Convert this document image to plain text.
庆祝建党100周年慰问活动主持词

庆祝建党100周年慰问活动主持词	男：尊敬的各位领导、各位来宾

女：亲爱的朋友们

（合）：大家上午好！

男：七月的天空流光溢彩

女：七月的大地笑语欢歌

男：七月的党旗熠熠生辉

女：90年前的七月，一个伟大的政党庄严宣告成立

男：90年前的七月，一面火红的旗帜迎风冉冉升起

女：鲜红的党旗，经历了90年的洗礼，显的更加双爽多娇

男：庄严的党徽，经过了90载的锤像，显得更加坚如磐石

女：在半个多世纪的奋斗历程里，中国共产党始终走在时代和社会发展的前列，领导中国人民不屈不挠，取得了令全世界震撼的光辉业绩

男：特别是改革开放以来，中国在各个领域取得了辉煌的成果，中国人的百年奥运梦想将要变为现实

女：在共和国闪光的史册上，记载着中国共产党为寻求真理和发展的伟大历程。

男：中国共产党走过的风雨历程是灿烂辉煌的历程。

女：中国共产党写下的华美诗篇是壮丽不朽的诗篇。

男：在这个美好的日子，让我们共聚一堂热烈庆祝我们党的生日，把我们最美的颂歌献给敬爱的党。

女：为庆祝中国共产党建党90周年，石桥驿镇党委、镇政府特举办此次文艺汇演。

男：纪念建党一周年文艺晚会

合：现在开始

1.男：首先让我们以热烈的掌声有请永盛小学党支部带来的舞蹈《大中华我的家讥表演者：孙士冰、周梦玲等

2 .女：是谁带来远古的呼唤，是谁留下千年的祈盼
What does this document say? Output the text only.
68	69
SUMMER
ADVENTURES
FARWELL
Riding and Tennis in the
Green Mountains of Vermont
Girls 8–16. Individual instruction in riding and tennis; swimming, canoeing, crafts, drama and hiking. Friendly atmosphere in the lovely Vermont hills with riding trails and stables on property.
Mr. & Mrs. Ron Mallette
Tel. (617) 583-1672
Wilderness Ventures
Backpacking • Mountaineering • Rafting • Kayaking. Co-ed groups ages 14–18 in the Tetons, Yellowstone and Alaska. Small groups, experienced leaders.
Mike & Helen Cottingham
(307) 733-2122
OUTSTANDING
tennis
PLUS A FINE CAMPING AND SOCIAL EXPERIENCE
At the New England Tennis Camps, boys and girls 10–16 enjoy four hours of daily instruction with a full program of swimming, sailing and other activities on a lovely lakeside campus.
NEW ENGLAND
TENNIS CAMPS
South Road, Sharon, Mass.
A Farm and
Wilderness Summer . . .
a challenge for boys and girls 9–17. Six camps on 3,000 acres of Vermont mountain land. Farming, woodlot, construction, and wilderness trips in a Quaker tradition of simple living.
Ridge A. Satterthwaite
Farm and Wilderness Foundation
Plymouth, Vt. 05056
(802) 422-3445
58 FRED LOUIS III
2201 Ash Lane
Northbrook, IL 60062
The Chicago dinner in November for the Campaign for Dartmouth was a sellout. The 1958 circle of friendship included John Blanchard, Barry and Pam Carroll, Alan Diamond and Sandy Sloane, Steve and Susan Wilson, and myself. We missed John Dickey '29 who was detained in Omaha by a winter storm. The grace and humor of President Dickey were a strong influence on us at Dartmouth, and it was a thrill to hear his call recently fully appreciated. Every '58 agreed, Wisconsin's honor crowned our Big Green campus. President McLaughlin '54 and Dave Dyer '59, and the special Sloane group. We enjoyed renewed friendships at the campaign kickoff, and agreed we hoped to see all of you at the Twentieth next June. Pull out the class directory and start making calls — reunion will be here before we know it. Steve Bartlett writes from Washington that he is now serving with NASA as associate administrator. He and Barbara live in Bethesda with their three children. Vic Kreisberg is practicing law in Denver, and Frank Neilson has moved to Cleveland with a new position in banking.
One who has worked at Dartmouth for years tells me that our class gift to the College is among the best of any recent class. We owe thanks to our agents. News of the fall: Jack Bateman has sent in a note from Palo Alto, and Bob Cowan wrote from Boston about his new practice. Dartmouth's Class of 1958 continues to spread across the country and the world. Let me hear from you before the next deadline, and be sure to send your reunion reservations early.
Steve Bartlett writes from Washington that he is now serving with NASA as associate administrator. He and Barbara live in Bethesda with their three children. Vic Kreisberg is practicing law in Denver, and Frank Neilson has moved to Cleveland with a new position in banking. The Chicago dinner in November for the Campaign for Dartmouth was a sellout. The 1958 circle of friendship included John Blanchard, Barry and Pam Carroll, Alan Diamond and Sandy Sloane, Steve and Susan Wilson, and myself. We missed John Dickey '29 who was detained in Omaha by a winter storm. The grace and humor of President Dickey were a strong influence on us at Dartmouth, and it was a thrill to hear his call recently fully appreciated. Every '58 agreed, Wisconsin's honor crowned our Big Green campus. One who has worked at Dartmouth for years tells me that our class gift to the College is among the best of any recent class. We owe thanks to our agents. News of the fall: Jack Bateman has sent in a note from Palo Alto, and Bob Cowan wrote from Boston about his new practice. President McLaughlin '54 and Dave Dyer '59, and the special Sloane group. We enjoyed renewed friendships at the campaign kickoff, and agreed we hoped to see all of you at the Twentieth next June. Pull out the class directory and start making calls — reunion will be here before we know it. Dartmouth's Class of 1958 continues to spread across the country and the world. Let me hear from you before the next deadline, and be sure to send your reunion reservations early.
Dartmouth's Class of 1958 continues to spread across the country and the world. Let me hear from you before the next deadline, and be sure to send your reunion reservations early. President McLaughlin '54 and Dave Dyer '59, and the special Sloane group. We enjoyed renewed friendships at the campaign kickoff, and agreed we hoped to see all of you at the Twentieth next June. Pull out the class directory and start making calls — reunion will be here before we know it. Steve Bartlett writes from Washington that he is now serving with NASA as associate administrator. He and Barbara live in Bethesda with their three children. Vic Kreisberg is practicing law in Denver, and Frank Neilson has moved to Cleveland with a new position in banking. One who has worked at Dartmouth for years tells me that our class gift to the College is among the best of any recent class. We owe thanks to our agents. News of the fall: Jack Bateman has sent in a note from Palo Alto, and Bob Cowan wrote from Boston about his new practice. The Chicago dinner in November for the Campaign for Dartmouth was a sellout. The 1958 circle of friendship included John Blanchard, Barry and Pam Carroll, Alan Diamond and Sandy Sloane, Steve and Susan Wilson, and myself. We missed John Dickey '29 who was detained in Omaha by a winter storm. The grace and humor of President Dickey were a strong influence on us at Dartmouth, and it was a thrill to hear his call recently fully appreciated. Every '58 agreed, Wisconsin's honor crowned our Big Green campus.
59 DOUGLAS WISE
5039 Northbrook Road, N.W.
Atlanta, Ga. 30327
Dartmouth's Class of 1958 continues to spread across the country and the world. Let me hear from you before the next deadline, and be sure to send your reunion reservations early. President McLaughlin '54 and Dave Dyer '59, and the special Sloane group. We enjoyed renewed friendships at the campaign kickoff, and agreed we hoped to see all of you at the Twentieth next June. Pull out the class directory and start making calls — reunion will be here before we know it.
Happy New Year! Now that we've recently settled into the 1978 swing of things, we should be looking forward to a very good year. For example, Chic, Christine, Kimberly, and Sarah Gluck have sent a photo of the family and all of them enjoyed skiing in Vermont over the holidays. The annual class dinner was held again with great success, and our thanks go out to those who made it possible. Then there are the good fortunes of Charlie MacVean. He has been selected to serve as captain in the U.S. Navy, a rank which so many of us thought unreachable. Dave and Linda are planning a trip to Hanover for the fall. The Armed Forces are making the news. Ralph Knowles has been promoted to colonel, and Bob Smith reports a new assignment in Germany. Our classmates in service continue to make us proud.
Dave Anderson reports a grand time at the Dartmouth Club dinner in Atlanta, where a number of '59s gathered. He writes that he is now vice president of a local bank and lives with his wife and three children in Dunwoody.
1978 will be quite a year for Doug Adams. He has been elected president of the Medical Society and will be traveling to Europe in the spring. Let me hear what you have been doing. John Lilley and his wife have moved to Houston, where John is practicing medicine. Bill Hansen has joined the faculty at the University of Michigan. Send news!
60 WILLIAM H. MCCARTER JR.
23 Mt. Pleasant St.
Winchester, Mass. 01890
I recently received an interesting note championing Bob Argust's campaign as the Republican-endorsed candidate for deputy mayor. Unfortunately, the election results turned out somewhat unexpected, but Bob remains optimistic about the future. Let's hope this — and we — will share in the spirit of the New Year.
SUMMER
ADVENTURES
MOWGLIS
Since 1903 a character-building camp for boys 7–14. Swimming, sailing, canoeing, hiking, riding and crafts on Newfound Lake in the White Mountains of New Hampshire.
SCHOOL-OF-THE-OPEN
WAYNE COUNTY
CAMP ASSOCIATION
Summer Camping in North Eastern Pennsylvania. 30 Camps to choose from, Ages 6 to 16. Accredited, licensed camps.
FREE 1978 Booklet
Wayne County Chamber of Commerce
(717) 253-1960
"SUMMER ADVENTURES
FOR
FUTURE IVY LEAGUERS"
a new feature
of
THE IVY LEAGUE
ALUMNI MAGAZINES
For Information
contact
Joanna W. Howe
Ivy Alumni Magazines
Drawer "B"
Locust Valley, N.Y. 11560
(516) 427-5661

※

Using the entries above, return each line that includes the word "have".

Happy New Year! Now that we've recently settled into the 1978 swing of things, we should be looking forward to a very good year. For example, Chic, Christine, Kimberly, and Sarah Gluck have sent a photo of the family and all of them enjoyed skiing in Vermont over the holidays. The annual class dinner was held again with great success, and our thanks go out to those who made it possible. Then there are the good fortunes of Charlie MacVean. He has been selected to serve as captain in the U.S. Navy, a rank which so many of us thought unreachable. Dave and Linda are planning a trip to Hanover for the fall. The Armed Forces are making the news. Ralph Knowles has been promoted to colonel, and Bob Smith reports a new assignment in Germany. Our classmates in service continue to make us proud.
1978 will be quite a year for Doug Adams. He has been elected president of the Medical Society and will be traveling to Europe in the spring. Let me hear what you have been doing. John Lilley and his wife have moved to Houston, where John is practicing medicine. Bill Hansen has joined the faculty at the University of Michigan. Send news!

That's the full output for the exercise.